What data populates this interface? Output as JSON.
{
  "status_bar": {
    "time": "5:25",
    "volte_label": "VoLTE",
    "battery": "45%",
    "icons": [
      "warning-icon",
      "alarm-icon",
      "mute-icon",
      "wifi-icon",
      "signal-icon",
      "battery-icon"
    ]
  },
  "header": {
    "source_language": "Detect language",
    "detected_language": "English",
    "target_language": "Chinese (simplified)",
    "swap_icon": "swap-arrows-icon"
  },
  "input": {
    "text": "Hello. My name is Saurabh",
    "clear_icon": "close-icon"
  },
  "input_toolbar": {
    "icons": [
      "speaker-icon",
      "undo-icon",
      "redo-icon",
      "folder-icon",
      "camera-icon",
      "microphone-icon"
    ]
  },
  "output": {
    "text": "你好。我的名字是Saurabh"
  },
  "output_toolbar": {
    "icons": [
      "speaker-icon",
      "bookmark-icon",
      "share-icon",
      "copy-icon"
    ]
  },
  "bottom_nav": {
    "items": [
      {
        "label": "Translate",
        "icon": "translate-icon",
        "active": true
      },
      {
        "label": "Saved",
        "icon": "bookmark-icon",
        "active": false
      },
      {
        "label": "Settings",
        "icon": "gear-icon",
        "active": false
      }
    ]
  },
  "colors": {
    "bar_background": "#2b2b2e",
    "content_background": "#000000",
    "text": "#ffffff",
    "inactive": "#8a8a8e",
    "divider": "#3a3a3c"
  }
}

## WORK INSTRUCTIONS
Extract the complete listing above, reproducing each line exactly.

## SOLUTION FOR THIS PROBLEM
What data populates this interface? Output as JSON.
{
  "status_bar": {
    "time": "5:25",
    "volte_label": "VoLTE",
    "battery": "45%",
    "icons": [
      "warning-icon",
      "alarm-icon",
      "mute-icon",
      "wifi-icon",
      "signal-icon",
      "battery-icon"
    ]
  },
  "header": {
    "source_language": "Detect language",
    "detected_language": "English",
    "target_language": "Chinese (simplified)",
    "swap_icon": "swap-arrows-icon"
  },
  "input": {
    "text": "Hello. My name is Saurabh",
    "clear_icon": "close-icon"
  },
  "input_toolbar": {
    "icons": [
      "speaker-icon",
      "undo-icon",
      "redo-icon",
      "folder-icon",
      "camera-icon",
      "microphone-icon"
    ]
  },
  "output": {
    "text": "你好。我的名字是Saurabh"
  },
  "output_toolbar": {
    "icons": [
      "speaker-icon",
      "bookmark-icon",
      "share-icon",
      "copy-icon"
    ]
  },
  "bottom_nav": {
    "items": [
      {
        "label": "Translate",
        "icon": "translate-icon",
        "active": true
      },
      {
        "label": "Saved",
        "icon": "bookmark-icon",
        "active": false
      },
      {
        "label": "Settings",
        "icon": "gear-icon",
        "active": false
      }
    ]
  },
  "colors": {
    "bar_background": "#2b2b2e",
    "content_background": "#000000",
    "text": "#ffffff",
    "inactive": "#8a8a8e",
    "divider": "#3a3a3c"
  }
}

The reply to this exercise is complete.